--- Exercise directions ---
Take every line that has the string "chevron" and copy it out.

--- --- ---

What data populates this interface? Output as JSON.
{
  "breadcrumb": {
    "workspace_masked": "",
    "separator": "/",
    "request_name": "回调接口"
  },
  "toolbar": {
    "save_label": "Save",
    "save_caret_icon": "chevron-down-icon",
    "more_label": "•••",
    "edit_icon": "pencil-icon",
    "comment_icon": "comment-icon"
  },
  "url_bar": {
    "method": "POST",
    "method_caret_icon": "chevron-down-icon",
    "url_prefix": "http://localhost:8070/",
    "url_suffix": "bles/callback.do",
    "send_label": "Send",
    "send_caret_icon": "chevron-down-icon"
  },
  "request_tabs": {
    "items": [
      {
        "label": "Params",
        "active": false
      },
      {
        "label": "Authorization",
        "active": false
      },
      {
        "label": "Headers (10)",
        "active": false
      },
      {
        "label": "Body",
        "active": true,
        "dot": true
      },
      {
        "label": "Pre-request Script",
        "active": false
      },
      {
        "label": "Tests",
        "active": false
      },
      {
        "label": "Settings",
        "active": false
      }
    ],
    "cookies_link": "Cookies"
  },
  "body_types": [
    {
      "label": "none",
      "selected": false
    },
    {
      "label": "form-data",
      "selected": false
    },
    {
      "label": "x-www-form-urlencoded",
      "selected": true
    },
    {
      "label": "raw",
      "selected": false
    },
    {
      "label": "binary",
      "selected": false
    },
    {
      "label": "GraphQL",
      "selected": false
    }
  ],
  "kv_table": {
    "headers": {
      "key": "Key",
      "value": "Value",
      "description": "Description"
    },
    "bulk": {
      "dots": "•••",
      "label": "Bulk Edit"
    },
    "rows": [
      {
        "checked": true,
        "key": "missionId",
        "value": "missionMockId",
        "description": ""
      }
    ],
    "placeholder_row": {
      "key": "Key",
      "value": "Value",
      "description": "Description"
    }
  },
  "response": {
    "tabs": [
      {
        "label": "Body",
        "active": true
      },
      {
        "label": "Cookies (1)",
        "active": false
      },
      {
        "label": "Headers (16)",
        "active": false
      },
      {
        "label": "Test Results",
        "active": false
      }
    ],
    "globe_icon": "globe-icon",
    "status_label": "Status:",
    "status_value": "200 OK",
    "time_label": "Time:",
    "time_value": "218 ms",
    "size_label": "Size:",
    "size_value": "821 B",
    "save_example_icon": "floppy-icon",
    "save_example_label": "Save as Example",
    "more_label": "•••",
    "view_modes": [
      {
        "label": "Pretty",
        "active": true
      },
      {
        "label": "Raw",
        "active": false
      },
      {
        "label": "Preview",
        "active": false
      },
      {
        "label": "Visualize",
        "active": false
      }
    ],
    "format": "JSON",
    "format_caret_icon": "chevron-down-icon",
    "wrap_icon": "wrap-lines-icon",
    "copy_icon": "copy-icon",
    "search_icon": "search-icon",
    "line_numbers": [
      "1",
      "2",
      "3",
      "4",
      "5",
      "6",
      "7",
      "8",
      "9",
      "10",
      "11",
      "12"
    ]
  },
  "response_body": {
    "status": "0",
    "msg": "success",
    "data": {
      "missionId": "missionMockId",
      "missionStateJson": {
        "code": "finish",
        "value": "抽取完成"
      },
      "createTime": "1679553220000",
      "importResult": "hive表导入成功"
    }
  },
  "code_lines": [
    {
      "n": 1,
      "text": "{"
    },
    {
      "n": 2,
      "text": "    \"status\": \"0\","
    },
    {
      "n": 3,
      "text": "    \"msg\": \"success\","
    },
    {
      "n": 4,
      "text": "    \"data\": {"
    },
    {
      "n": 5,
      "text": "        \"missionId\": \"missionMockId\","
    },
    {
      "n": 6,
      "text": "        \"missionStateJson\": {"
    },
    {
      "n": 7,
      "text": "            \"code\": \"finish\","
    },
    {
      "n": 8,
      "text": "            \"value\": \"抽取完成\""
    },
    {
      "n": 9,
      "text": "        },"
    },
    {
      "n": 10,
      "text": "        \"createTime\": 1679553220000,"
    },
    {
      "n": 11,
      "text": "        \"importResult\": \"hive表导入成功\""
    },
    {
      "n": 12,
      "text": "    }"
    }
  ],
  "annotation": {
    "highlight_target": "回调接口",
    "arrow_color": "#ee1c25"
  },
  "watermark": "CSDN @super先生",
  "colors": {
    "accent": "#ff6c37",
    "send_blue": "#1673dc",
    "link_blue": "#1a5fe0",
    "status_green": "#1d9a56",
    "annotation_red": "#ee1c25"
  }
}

--- --- ---

--- Solution ---
    "save_caret_icon": "chevron-down-icon",
    "method_caret_icon": "chevron-down-icon",
    "send_caret_icon": "chevron-down-icon"
    "format_caret_icon": "chevron-down-icon",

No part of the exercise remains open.